** The problem **
Reproduce each line exactly, including spacing and punctuation.

Records contained in a dataset:

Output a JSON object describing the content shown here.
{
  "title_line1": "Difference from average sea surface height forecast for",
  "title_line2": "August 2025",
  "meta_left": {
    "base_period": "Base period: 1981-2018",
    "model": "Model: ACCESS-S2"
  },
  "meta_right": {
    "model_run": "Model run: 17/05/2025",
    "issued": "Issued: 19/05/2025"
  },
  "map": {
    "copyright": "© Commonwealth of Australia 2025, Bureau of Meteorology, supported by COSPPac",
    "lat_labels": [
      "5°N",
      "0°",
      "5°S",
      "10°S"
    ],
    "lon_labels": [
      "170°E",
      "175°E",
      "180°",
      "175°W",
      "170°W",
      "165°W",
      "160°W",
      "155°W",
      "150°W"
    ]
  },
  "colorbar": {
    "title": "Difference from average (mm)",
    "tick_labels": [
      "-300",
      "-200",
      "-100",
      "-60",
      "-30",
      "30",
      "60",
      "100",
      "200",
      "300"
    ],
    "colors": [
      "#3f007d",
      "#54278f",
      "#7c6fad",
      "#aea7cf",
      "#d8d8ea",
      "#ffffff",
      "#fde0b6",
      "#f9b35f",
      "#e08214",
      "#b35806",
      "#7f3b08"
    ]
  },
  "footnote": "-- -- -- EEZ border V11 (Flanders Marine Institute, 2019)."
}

** Complete answer **
Output a JSON object describing the content shown here.
{
  "title_line1": "Difference from average sea surface height forecast for",
  "title_line2": "August 2025",
  "meta_left": {
    "base_period": "Base period: 1981-2018",
    "model": "Model: ACCESS-S2"
  },
  "meta_right": {
    "model_run": "Model run: 17/05/2025",
    "issued": "Issued: 19/05/2025"
  },
  "map": {
    "copyright": "© Commonwealth of Australia 2025, Bureau of Meteorology, supported by COSPPac",
    "lat_labels": [
      "5°N",
      "0°",
      "5°S",
      "10°S"
    ],
    "lon_labels": [
      "170°E",
      "175°E",
      "180°",
      "175°W",
      "170°W",
      "165°W",
      "160°W",
      "155°W",
      "150°W"
    ]
  },
  "colorbar": {
    "title": "Difference from average (mm)",
    "tick_labels": [
      "-300",
      "-200",
      "-100",
      "-60",
      "-30",
      "30",
      "60",
      "100",
      "200",
      "300"
    ],
    "colors": [
      "#3f007d",
      "#54278f",
      "#7c6fad",
      "#aea7cf",
      "#d8d8ea",
      "#ffffff",
      "#fde0b6",
      "#f9b35f",
      "#e08214",
      "#b35806",
      "#7f3b08"
    ]
  },
  "footnote": "-- -- -- EEZ border V11 (Flanders Marine Institute, 2019)."
}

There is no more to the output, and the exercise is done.